Data excerpts
- - - -
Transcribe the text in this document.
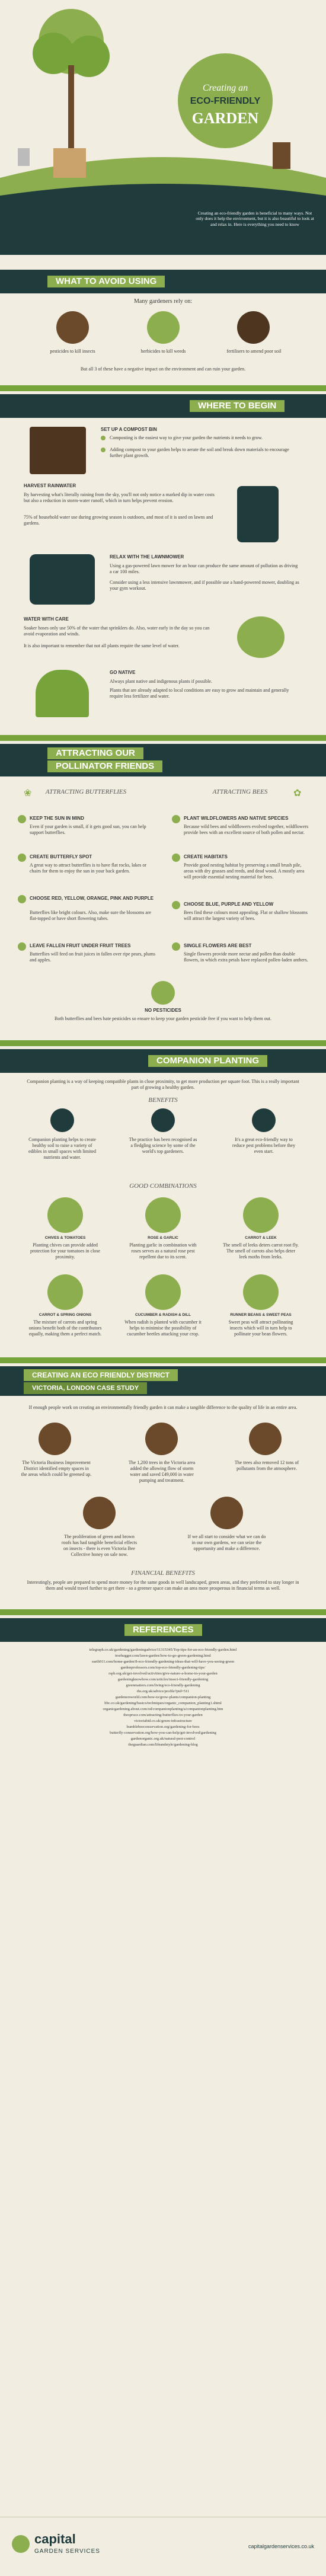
Creating an

ECO-FRIENDLY

GARDEN

Creating an eco-friendly garden is beneficial to many ways. Not only does it help the environment, but it is also beautiful to look at and relax in. Here is everything you need to know

WHAT TO AVOID USING

Many gardeners rely on:

pesticides to kill insects	herbicides to kill weeds	fertilisers to amend poor soil

But all 3 of these have a negative impact on the environment and can ruin your garden.

WHERE TO BEGIN

SET UP A COMPOST BIN

Composting is the easiest way to give your garden the nutrients it needs to grow.

Adding compost to your garden helps to aerate the soil and break down materials to encourage further plant growth.

HARVEST RAINWATER

By harvesting what's literally raining from the sky, you'll not only notice a marked dip in water costs but also a reduction in storm-water runoff, which in turn helps prevent erosion.

75% of household water use during growing season is outdoors, and most of it is used on lawns and gardens.

RELAX WITH THE LAWNMOWER

Using a gas-powered lawn mower for an hour can produce the same amount of pollution as driving a car 100 miles.

Consider using a less intensive lawnmower, and if possible use a hand-powered mower, doubling as your gym workout.

WATER WITH CARE

Soaker hoses only use 50% of the water that sprinklers do. Also, water early in the day so you can avoid evaporation and winds.

It is also important to remember that not all plants require the same level of water.

GO NATIVE

Always plant native and indigenous plants if possible.

Plants that are already adapted to local conditions are easy to grow and maintain and generally require less fertilizer and water.

ATTRACTING OUR
POLLINATOR FRIENDS

ATTRACTING BUTTERFLIES	ATTRACTING BEES

❀	✿

KEEP THE SUN IN MIND

Even if your garden is small, if it gets good sun, you can help support butterflies.

CREATE BUTTERFLY SPOT

A great way to attract butterflies is to have flat rocks, lakes or chairs for them to enjoy the sun in your back garden.

CHOOSE RED, YELLOW, ORANGE, PINK AND PURPLE

Butterflies like bright colours. Also, make sure the blossoms are flat-topped or have short flowering tubes.

LEAVE FALLEN FRUIT UNDER FRUIT TREES

Butterflies will feed on fruit juices in fallen over ripe pears, plums and apples.

PLANT WILDFLOWERS AND NATIVE SPECIES

Because wild bees and wildflowers evolved together, wildflowers provide bees with an excellent source of both pollen and nectar.

CREATE HABITATS

Provide good nesting habitat by preserving a small brush pile, areas with dry grasses and reeds, and dead wood. A mostly area will provide essential nesting material for bees.

CHOOSE BLUE, PURPLE AND YELLOW

Bees find these colours most appealing. Flat or shallow blossoms will attract the largest variety of bees.

SINGLE FLOWERS ARE BEST

Single flowers provide more nectar and pollen than double flowers, in which extra petals have replaced pollen-laden anthers.

NO PESTICIDES

Both butterflies and bees hate pesticides so ensure to keep your garden pesticide free if you want to help them out.

COMPANION PLANTING

Companion planting is a way of keeping compatible plants in close proximity, to get more production per square foot. This is a really important part of growing a healthy garden.

BENEFITS

Companion planting helps to create healthy soil to raise a variety of edibles in small spaces with limited nutrients and water.

The practice has been recognised as a fledgling science by some of the world's top gardeners.

It's a great eco-friendly way to reduce pest problems before they even start.

GOOD COMBINATIONS

CHIVES & TOMATOES

Planting chives can provide added protection for your tomatoes in close proximity.

ROSE & GARLIC

Planting garlic in combination with roses serves as a natural rose pest repellent due to its scent.

CARROT & LEEK

The smell of leeks deters carrot root fly. The smell of carrots also helps deter leek moths from leeks.

CARROT & SPRING ONIONS

The mixture of carrots and spring onions benefit both of the contributors equally, making them a perfect match.

CUCUMBER & RADISH & DILL

When radish is planted with cucumber it helps to minimise the possibility of cucumber beetles attacking your crop.

RUNNER BEANS & SWEET PEAS

Sweet peas will attract pollinating insects which will in turn help to pollinate your bean flowers.

CREATING AN ECO FRIENDLY DISTRICT
VICTORIA, LONDON CASE STUDY

If enough people work on creating an environmentally friendly garden it can make a tangible difference to the quality of life in an entire area.

The Victoria Business Improvement District identified empty spaces in the areas which could be greened up.

The 1,200 trees in the Victoria area added the allowing flow of storm water and saved £49,000 in water pumping and treatment.

The trees also removed 12 tons of pollutants from the atmosphere.

The proliferation of green and brown roofs has had tangible beneficial effects on insects - there is even Victoria Bee Collective honey on sale now.

If we all start to consider what we can do in our own gardens, we can seize the opportunity and make a difference.

FINANCIAL BENEFITS

Interestingly, people are prepared to spend more money for the same goods in well landscaped, green areas, and they preferred to stay longer in them and would travel further to get there - so a greener space can make an area more prosperous in financial terms as well.

REFERENCES

telegraph.co.uk/gardening/gardeningadvice/11315345/Top-tips-for-an-eco-friendly-garden.html

treehugger.com/lawn-garden/how-to-go-green-gardening.html

earth911.com/home-garden/8-eco-friendly-gardening-ideas-that-will-have-you-seeing-green

gardenprofessors.com/top-eco-friendly-gardening-tips/

rspb.org.uk/get-involved/activities/give-nature-a-home-in-your-garden

gardeningknowhow.com/articles/insect-friendly-gardening

greenmatters.com/living/eco-friendly-gardening

rhs.org.uk/advice/profile?pid=511

gardenersworld.com/how-to/grow-plants/companion-planting

bbc.co.uk/gardening/basics/techniques/organic_companion_planting1.shtml

organicgardening.about.com/od/companionplanting/a/companionplanting.htm

thespruce.com/attracting-butterflies-to-your-garden

victoriabid.co.uk/green-infrastructure

bumblebeeconservation.org/gardening-for-bees

butterfly-conservation.org/how-you-can-help/get-involved/gardening

gardenorganic.org.uk/natural-pest-control

theguardian.com/lifeandstyle/gardening-blog

capital

GARDEN SERVICES

capitalgardenservices.co.uk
- - - -
WHAT IS REQUIRED
Keep the pictures out of the copy and write out the data exactly as it stands.

SOLUTION TO THE PROBLEM
Transcribe the text in this document.
Creating an

ECO-FRIENDLY

GARDEN

Creating an eco-friendly garden is beneficial to many ways. Not only does it help the environment, but it is also beautiful to look at and relax in. Here is everything you need to know

WHAT TO AVOID USING

Many gardeners rely on:

pesticides to kill insects	herbicides to kill weeds	fertilisers to amend poor soil

But all 3 of these have a negative impact on the environment and can ruin your garden.

WHERE TO BEGIN

SET UP A COMPOST BIN

Composting is the easiest way to give your garden the nutrients it needs to grow.

Adding compost to your garden helps to aerate the soil and break down materials to encourage further plant growth.

HARVEST RAINWATER

By harvesting what's literally raining from the sky, you'll not only notice a marked dip in water costs but also a reduction in storm-water runoff, which in turn helps prevent erosion.

75% of household water use during growing season is outdoors, and most of it is used on lawns and gardens.

RELAX WITH THE LAWNMOWER

Using a gas-powered lawn mower for an hour can produce the same amount of pollution as driving a car 100 miles.

Consider using a less intensive lawnmower, and if possible use a hand-powered mower, doubling as your gym workout.

WATER WITH CARE

Soaker hoses only use 50% of the water that sprinklers do. Also, water early in the day so you can avoid evaporation and winds.

It is also important to remember that not all plants require the same level of water.

GO NATIVE

Always plant native and indigenous plants if possible.

Plants that are already adapted to local conditions are easy to grow and maintain and generally require less fertilizer and water.

ATTRACTING OUR
POLLINATOR FRIENDS

ATTRACTING BUTTERFLIES	ATTRACTING BEES

❀	✿

KEEP THE SUN IN MIND

Even if your garden is small, if it gets good sun, you can help support butterflies.

CREATE BUTTERFLY SPOT

A great way to attract butterflies is to have flat rocks, lakes or chairs for them to enjoy the sun in your back garden.

CHOOSE RED, YELLOW, ORANGE, PINK AND PURPLE

Butterflies like bright colours. Also, make sure the blossoms are flat-topped or have short flowering tubes.

LEAVE FALLEN FRUIT UNDER FRUIT TREES

Butterflies will feed on fruit juices in fallen over ripe pears, plums and apples.

PLANT WILDFLOWERS AND NATIVE SPECIES

Because wild bees and wildflowers evolved together, wildflowers provide bees with an excellent source of both pollen and nectar.

CREATE HABITATS

Provide good nesting habitat by preserving a small brush pile, areas with dry grasses and reeds, and dead wood. A mostly area will provide essential nesting material for bees.

CHOOSE BLUE, PURPLE AND YELLOW

Bees find these colours most appealing. Flat or shallow blossoms will attract the largest variety of bees.

SINGLE FLOWERS ARE BEST

Single flowers provide more nectar and pollen than double flowers, in which extra petals have replaced pollen-laden anthers.

NO PESTICIDES

Both butterflies and bees hate pesticides so ensure to keep your garden pesticide free if you want to help them out.

COMPANION PLANTING

Companion planting is a way of keeping compatible plants in close proximity, to get more production per square foot. This is a really important part of growing a healthy garden.

BENEFITS

Companion planting helps to create healthy soil to raise a variety of edibles in small spaces with limited nutrients and water.

The practice has been recognised as a fledgling science by some of the world's top gardeners.

It's a great eco-friendly way to reduce pest problems before they even start.

GOOD COMBINATIONS

CHIVES & TOMATOES

Planting chives can provide added protection for your tomatoes in close proximity.

ROSE & GARLIC

Planting garlic in combination with roses serves as a natural rose pest repellent due to its scent.

CARROT & LEEK

The smell of leeks deters carrot root fly. The smell of carrots also helps deter leek moths from leeks.

CARROT & SPRING ONIONS

The mixture of carrots and spring onions benefit both of the contributors equally, making them a perfect match.

CUCUMBER & RADISH & DILL

When radish is planted with cucumber it helps to minimise the possibility of cucumber beetles attacking your crop.

RUNNER BEANS & SWEET PEAS

Sweet peas will attract pollinating insects which will in turn help to pollinate your bean flowers.

CREATING AN ECO FRIENDLY DISTRICT
VICTORIA, LONDON CASE STUDY

If enough people work on creating an environmentally friendly garden it can make a tangible difference to the quality of life in an entire area.

The Victoria Business Improvement District identified empty spaces in the areas which could be greened up.

The 1,200 trees in the Victoria area added the allowing flow of storm water and saved £49,000 in water pumping and treatment.

The trees also removed 12 tons of pollutants from the atmosphere.

The proliferation of green and brown roofs has had tangible beneficial effects on insects - there is even Victoria Bee Collective honey on sale now.

If we all start to consider what we can do in our own gardens, we can seize the opportunity and make a difference.

FINANCIAL BENEFITS

Interestingly, people are prepared to spend more money for the same goods in well landscaped, green areas, and they preferred to stay longer in them and would travel further to get there - so a greener space can make an area more prosperous in financial terms as well.

REFERENCES

telegraph.co.uk/gardening/gardeningadvice/11315345/Top-tips-for-an-eco-friendly-garden.html

treehugger.com/lawn-garden/how-to-go-green-gardening.html

earth911.com/home-garden/8-eco-friendly-gardening-ideas-that-will-have-you-seeing-green

gardenprofessors.com/top-eco-friendly-gardening-tips/

rspb.org.uk/get-involved/activities/give-nature-a-home-in-your-garden

gardeningknowhow.com/articles/insect-friendly-gardening

greenmatters.com/living/eco-friendly-gardening

rhs.org.uk/advice/profile?pid=511

gardenersworld.com/how-to/grow-plants/companion-planting

bbc.co.uk/gardening/basics/techniques/organic_companion_planting1.shtml

organicgardening.about.com/od/companionplanting/a/companionplanting.htm

thespruce.com/attracting-butterflies-to-your-garden

victoriabid.co.uk/green-infrastructure

bumblebeeconservation.org/gardening-for-bees

butterfly-conservation.org/how-you-can-help/get-involved/gardening

gardenorganic.org.uk/natural-pest-control

theguardian.com/lifeandstyle/gardening-blog

capital

GARDEN SERVICES

capitalgardenservices.co.uk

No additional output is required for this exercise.